EXCERPTED RECORDS:
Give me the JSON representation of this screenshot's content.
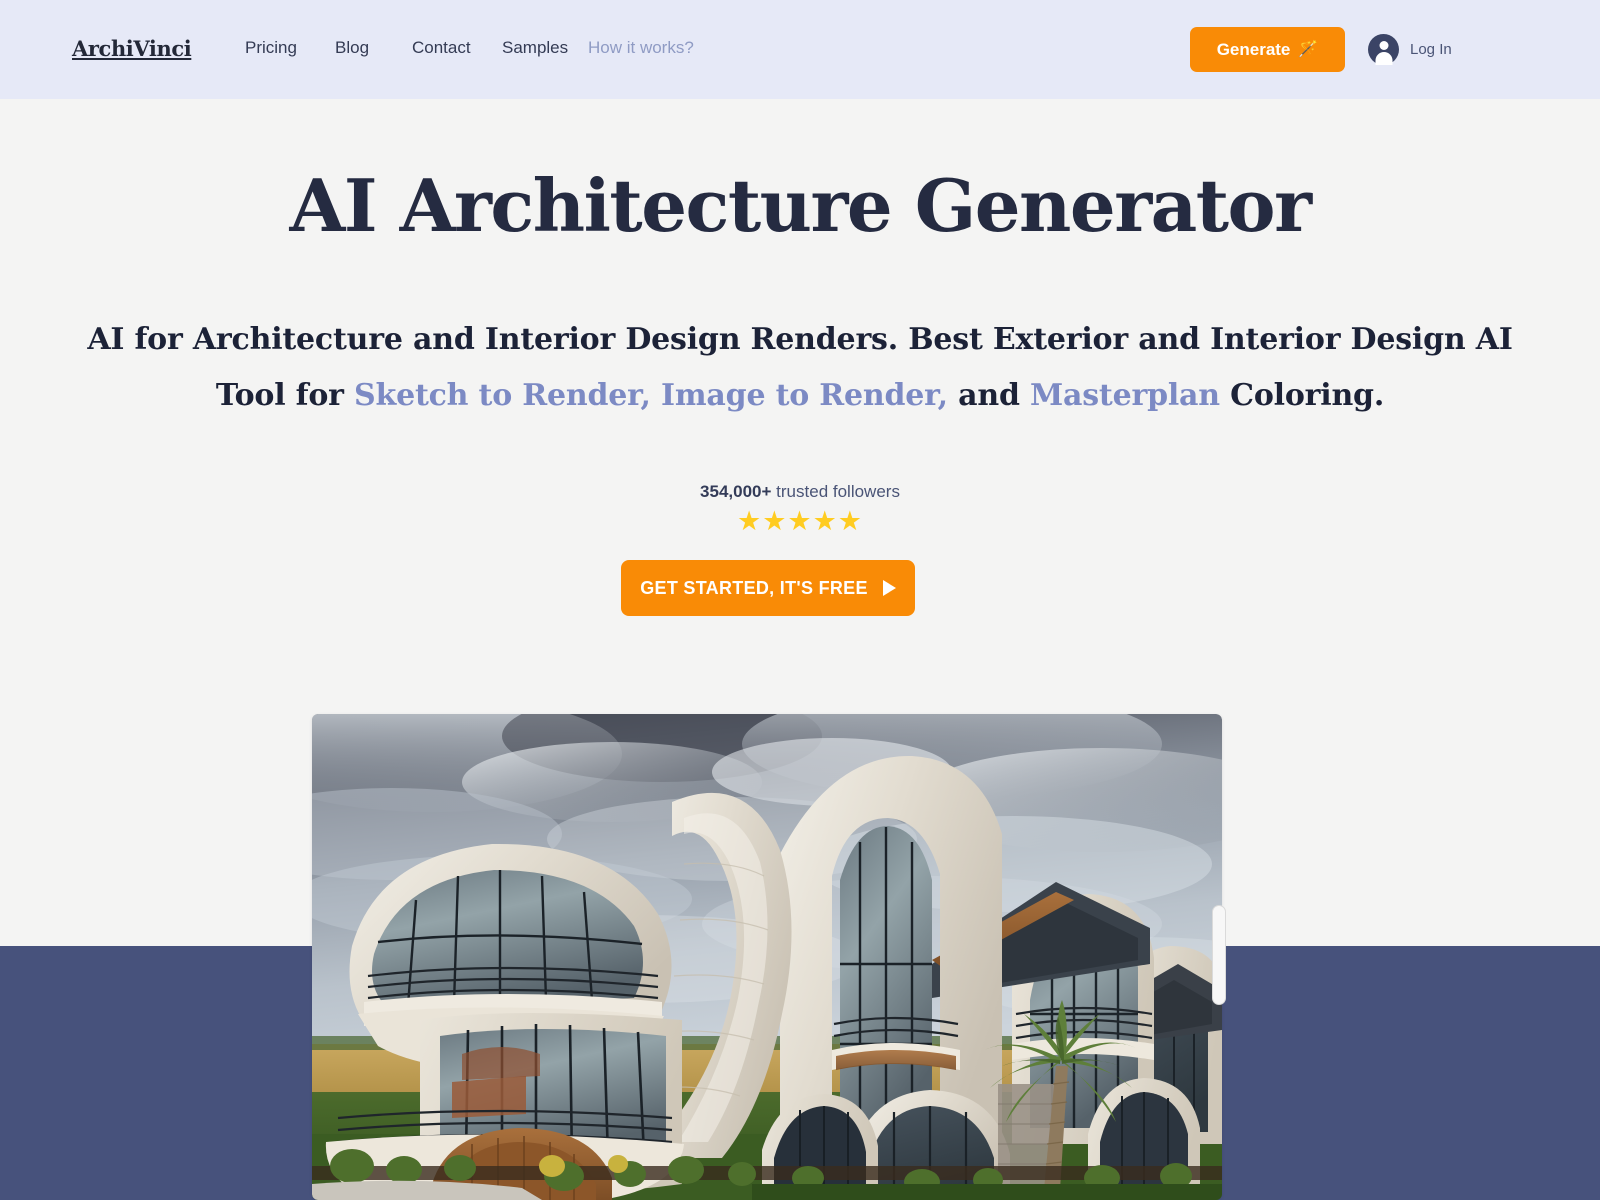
{
  "header": {
    "brand": "ArchiVinci",
    "nav": [
      {
        "label": "Pricing",
        "muted": false
      },
      {
        "label": "Blog",
        "muted": false
      },
      {
        "label": "Contact",
        "muted": false
      },
      {
        "label": "Samples",
        "muted": false
      },
      {
        "label": "How it works?",
        "muted": true
      }
    ],
    "generate_button": {
      "label": "Generate",
      "icon": "magic-wand-icon",
      "glyph": "🪄",
      "bg": "#F98B06"
    },
    "login": {
      "label": "Log In",
      "avatar_icon": "user-avatar-icon"
    },
    "bg": "#E6E9F7"
  },
  "hero": {
    "title": "AI Architecture Generator",
    "subtitle_parts": [
      {
        "text": "AI for Architecture and Interior Design Renders. Best Exterior and Interior Design AI Tool for ",
        "accent": false
      },
      {
        "text": "Sketch to Render, Image to Render,",
        "accent": true
      },
      {
        "text": " and ",
        "accent": false
      },
      {
        "text": "Masterplan",
        "accent": true
      },
      {
        "text": " Coloring.",
        "accent": false
      }
    ],
    "subtitle_plain": "AI for Architecture and Interior Design Renders. Best Exterior and Interior Design AI Tool for Sketch to Render, Image to Render, and Masterplan Coloring.",
    "accent_color": "#7C8AC4",
    "title_color": "#252B41"
  },
  "social_proof": {
    "count": "354,000+",
    "text": "trusted followers",
    "stars": "★★★★★",
    "star_count": 5,
    "star_color": "#FFCC21"
  },
  "cta": {
    "label": "GET STARTED, IT'S FREE",
    "icon": "play-arrow-icon",
    "bg": "#F98B06"
  },
  "hero_image": {
    "alt": "Modern curvilinear white concrete mansion with large arched glass windows, balconies and a palm tree under a dramatic cloudy sky",
    "scrollbar": "vertical-scrollbar-thumb"
  },
  "bottom_band": {
    "color": "#47527C"
  }
}
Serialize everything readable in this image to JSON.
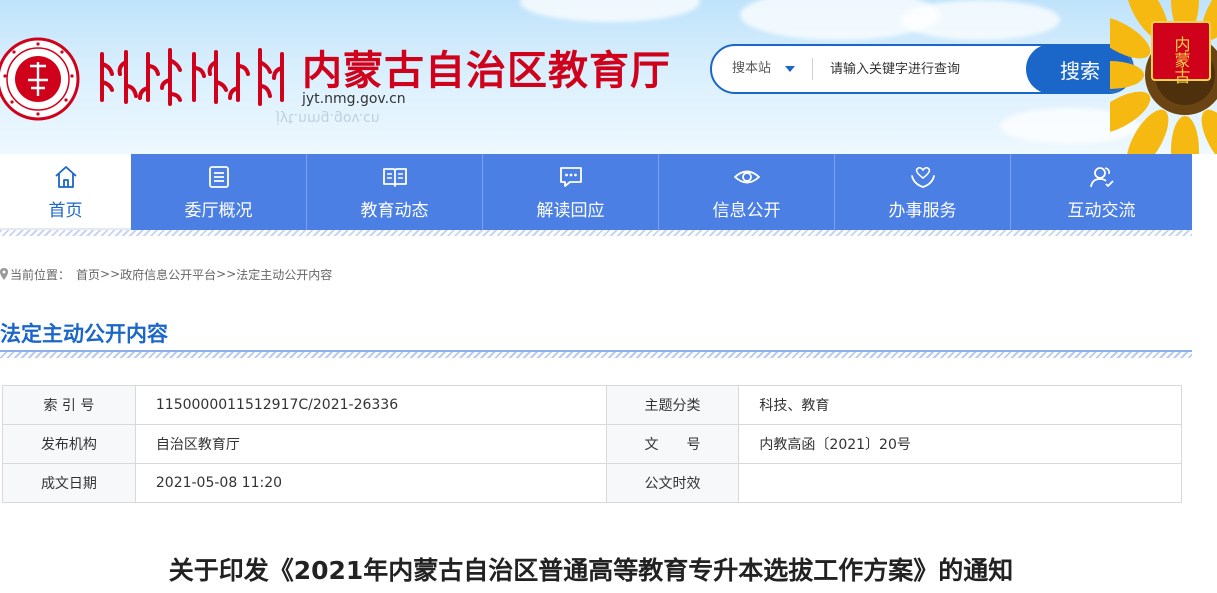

GIVEN INSTRUCTION: Identify all lines in the records above with the word "Coloring".

RESPONSE TO THIS TASK:
        "text": " Coloring.",
    "subtitle_plain": "AI for Architecture and Interior Design Renders. Best Exterior and Interior Design AI Tool for Sketch to Render, Image to Render, and Masterplan Coloring.",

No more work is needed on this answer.